#### [WORK TO BE COMPLETED]
All of the data that follows should be retyped exactly, please, except the pictures.

#### [TASK INPUTS]
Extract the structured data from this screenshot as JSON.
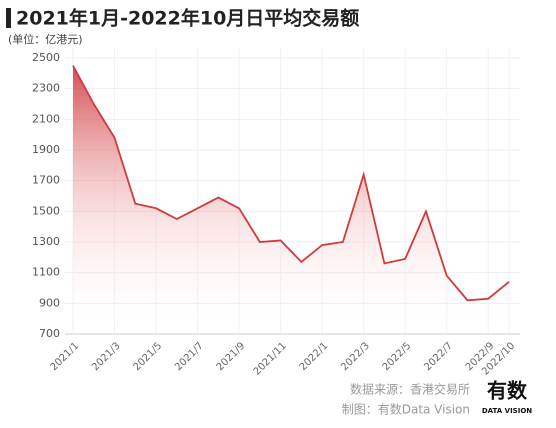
{
  "chart_data": {
    "type": "area",
    "title": "2021年1月-2022年10月日平均交易额",
    "y_label": "(单位：亿港元)",
    "categories": [
      "2021/1",
      null,
      "2021/3",
      null,
      "2021/5",
      null,
      "2021/7",
      null,
      "2021/9",
      null,
      "2021/11",
      null,
      "2022/1",
      null,
      "2022/3",
      null,
      "2022/5",
      null,
      "2022/7",
      null,
      "2022/9",
      "2022/10"
    ],
    "values": [
      2450,
      2200,
      1980,
      1550,
      1520,
      1450,
      1520,
      1590,
      1520,
      1300,
      1310,
      1170,
      1280,
      1300,
      1740,
      1160,
      1190,
      1500,
      1080,
      920,
      930,
      1040
    ],
    "color": "#d03a3f",
    "ylim": [
      700,
      2500
    ],
    "yticks": [
      700,
      900,
      1100,
      1300,
      1500,
      1700,
      1900,
      2100,
      2300,
      2500
    ],
    "grid": true,
    "source": "数据来源：香港交易所",
    "credit": "制图：有数Data Vision",
    "logo": "有数",
    "logo_sub": "DATA VISION"
  }
}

#### [EXERCISE ANSWER]
Extract the structured data from this screenshot as JSON.
{
  "chart_data": {
    "type": "area",
    "title": "2021年1月-2022年10月日平均交易额",
    "y_label": "(单位：亿港元)",
    "categories": [
      "2021/1",
      null,
      "2021/3",
      null,
      "2021/5",
      null,
      "2021/7",
      null,
      "2021/9",
      null,
      "2021/11",
      null,
      "2022/1",
      null,
      "2022/3",
      null,
      "2022/5",
      null,
      "2022/7",
      null,
      "2022/9",
      "2022/10"
    ],
    "values": [
      2450,
      2200,
      1980,
      1550,
      1520,
      1450,
      1520,
      1590,
      1520,
      1300,
      1310,
      1170,
      1280,
      1300,
      1740,
      1160,
      1190,
      1500,
      1080,
      920,
      930,
      1040
    ],
    "color": "#d03a3f",
    "ylim": [
      700,
      2500
    ],
    "yticks": [
      700,
      900,
      1100,
      1300,
      1500,
      1700,
      1900,
      2100,
      2300,
      2500
    ],
    "grid": true,
    "source": "数据来源：香港交易所",
    "credit": "制图：有数Data Vision",
    "logo": "有数",
    "logo_sub": "DATA VISION"
  }
}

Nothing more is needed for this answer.